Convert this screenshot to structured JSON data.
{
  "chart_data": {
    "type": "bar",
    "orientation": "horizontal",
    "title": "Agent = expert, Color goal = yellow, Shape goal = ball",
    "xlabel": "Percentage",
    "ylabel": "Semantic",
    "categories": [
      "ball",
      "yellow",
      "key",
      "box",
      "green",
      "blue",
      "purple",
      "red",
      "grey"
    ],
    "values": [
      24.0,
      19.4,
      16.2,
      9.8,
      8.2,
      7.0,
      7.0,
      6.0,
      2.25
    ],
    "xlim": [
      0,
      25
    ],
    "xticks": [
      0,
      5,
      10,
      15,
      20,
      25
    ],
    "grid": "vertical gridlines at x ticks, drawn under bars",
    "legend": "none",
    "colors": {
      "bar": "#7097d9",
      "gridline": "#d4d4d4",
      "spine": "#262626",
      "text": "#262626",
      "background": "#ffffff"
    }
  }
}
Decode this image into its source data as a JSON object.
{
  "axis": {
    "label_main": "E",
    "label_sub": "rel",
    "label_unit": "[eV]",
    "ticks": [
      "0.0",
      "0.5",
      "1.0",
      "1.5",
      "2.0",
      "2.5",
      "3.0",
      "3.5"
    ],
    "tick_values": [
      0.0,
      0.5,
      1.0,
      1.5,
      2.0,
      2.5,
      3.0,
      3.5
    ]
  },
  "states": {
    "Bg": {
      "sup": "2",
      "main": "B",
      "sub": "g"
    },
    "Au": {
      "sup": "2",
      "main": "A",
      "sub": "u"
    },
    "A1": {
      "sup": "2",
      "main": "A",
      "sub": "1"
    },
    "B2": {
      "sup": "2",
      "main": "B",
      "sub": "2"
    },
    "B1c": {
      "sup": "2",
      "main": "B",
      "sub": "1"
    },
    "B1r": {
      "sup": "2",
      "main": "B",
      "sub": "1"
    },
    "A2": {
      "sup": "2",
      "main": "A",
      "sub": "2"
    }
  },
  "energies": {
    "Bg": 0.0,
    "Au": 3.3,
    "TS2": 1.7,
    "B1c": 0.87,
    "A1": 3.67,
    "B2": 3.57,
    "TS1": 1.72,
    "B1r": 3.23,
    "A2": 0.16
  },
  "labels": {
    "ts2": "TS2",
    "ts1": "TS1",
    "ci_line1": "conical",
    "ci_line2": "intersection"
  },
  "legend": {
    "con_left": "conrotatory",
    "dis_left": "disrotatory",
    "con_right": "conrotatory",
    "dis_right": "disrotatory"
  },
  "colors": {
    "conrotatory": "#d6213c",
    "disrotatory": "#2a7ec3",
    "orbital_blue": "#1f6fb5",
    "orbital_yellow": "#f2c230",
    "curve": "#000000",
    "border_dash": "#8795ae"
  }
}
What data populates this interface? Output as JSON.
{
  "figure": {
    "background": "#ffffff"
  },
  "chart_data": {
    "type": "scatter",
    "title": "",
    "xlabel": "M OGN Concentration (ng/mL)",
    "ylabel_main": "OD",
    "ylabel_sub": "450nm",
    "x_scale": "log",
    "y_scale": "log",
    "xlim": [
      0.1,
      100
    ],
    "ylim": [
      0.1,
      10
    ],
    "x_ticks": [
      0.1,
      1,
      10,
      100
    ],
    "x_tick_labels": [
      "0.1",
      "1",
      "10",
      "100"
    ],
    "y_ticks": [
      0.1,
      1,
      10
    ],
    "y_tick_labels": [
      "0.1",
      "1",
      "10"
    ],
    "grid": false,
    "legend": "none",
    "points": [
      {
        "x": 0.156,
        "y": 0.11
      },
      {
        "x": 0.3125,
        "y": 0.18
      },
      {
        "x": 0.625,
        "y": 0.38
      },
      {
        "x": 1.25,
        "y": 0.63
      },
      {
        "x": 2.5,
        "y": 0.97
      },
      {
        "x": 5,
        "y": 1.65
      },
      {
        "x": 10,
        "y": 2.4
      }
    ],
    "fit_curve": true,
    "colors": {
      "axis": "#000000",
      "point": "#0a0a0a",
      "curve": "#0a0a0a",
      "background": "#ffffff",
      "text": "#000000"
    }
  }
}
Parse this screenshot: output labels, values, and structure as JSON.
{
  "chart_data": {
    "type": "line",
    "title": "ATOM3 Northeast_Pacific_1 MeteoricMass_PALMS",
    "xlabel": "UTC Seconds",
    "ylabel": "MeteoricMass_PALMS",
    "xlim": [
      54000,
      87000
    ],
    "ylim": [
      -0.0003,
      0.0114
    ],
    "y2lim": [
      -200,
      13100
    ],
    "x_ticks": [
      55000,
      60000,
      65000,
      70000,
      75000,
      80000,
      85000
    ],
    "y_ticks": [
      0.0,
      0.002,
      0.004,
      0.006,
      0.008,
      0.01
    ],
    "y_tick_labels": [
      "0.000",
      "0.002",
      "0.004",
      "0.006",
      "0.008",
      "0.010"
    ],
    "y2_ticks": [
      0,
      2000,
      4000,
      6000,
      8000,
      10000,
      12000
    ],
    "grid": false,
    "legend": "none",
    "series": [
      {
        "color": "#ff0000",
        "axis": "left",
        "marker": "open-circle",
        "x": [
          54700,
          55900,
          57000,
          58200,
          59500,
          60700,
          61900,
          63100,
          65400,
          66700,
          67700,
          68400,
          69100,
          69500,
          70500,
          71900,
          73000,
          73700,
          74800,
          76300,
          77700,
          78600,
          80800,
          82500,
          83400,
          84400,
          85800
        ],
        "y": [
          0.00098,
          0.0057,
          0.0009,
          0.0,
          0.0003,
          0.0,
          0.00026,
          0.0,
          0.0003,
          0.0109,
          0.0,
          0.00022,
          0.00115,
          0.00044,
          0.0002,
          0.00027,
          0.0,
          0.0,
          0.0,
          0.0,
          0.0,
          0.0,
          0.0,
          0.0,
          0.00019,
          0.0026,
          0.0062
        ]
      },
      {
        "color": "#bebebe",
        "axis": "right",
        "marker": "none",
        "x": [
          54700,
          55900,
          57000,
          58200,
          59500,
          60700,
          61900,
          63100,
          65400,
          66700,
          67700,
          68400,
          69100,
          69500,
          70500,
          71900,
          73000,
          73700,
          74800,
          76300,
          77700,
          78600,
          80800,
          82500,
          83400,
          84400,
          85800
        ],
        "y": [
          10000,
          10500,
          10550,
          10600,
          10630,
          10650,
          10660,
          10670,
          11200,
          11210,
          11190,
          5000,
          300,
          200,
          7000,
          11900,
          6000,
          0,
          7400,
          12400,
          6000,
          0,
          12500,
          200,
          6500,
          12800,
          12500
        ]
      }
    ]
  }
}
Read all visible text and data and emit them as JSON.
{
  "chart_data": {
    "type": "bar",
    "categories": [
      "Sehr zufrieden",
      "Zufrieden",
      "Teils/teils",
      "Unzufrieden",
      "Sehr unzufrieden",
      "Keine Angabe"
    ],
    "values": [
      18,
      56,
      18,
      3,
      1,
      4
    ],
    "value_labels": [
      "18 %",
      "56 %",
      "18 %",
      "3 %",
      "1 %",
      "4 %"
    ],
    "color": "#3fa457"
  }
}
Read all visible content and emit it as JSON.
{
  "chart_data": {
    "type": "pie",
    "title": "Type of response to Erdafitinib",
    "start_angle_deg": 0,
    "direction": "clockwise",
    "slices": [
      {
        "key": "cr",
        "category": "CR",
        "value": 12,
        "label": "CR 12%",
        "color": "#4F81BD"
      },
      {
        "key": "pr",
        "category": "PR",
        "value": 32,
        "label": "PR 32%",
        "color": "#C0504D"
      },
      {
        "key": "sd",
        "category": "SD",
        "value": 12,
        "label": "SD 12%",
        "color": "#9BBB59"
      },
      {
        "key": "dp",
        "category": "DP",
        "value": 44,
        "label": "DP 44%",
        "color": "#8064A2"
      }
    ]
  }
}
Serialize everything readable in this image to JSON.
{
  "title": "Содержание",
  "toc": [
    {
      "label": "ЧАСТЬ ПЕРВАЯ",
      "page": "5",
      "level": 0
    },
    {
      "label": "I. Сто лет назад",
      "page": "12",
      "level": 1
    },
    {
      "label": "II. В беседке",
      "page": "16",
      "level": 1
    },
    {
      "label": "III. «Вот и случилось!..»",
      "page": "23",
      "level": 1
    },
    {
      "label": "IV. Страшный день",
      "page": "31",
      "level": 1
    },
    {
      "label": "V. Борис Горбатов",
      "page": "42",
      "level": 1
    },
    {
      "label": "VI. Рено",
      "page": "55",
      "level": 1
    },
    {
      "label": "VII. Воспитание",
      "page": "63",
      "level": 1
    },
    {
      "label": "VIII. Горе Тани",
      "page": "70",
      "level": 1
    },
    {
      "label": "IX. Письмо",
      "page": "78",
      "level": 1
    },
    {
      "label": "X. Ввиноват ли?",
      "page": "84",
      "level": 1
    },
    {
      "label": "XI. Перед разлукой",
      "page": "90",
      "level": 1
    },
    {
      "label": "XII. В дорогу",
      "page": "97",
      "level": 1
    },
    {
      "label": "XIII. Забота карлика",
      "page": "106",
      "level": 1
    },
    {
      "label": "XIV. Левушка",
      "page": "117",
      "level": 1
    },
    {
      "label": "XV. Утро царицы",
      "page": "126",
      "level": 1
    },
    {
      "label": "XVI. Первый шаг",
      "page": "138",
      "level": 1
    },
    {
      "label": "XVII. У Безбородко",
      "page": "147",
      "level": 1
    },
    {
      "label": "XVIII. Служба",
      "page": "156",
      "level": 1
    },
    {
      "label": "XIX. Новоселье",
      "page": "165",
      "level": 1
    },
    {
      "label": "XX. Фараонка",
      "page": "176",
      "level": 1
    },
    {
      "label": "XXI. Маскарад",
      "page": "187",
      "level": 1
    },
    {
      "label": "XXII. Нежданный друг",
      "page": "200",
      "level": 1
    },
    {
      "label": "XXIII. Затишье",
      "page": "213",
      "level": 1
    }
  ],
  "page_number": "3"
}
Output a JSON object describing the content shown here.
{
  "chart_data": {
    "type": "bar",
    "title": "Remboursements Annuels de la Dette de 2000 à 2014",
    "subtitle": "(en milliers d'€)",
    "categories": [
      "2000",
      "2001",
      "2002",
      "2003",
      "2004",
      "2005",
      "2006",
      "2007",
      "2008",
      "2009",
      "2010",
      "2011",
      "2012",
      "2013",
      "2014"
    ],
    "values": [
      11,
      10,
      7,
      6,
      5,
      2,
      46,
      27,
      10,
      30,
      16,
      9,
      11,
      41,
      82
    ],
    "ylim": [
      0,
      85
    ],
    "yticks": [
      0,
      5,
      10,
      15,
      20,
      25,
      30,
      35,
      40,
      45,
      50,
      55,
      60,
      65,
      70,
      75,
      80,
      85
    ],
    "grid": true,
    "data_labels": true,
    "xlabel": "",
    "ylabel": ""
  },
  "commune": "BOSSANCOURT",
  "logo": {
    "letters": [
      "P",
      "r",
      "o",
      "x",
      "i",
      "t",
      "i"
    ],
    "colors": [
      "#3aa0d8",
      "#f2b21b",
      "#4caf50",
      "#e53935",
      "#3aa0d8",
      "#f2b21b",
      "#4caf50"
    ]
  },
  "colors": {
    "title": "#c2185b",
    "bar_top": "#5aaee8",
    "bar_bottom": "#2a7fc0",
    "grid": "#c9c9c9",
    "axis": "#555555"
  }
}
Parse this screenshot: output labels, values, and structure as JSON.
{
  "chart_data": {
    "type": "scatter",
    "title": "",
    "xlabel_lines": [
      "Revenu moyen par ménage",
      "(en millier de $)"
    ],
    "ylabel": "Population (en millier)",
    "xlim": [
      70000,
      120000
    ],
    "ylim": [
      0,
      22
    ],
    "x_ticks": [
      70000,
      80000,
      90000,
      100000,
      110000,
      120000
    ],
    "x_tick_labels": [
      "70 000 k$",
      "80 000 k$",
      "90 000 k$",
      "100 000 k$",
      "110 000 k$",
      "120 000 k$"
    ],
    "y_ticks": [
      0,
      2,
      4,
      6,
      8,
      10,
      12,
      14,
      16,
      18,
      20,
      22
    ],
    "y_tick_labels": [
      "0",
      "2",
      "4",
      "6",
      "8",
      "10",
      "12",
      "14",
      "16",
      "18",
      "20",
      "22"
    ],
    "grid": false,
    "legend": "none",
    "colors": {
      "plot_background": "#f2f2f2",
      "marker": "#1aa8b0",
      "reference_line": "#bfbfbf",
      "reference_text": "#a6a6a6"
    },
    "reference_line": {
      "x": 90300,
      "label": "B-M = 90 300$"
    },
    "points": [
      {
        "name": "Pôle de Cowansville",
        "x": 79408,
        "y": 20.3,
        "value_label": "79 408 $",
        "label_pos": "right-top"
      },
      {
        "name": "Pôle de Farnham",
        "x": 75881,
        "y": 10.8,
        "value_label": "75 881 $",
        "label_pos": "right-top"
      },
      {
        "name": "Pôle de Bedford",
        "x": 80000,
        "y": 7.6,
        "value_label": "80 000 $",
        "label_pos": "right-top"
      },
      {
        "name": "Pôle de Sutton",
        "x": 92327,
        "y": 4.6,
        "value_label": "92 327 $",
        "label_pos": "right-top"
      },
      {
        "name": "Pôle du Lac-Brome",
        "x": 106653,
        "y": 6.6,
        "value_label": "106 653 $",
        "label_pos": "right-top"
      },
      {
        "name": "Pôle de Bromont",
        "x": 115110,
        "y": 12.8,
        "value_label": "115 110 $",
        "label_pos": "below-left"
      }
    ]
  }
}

* [TO DO]: Copy all lines from the material that contain "image".

* [COMPLETED TASK]:
Decode this image into its source data as a JSON object.
Serialize everything readable in this image to JSON.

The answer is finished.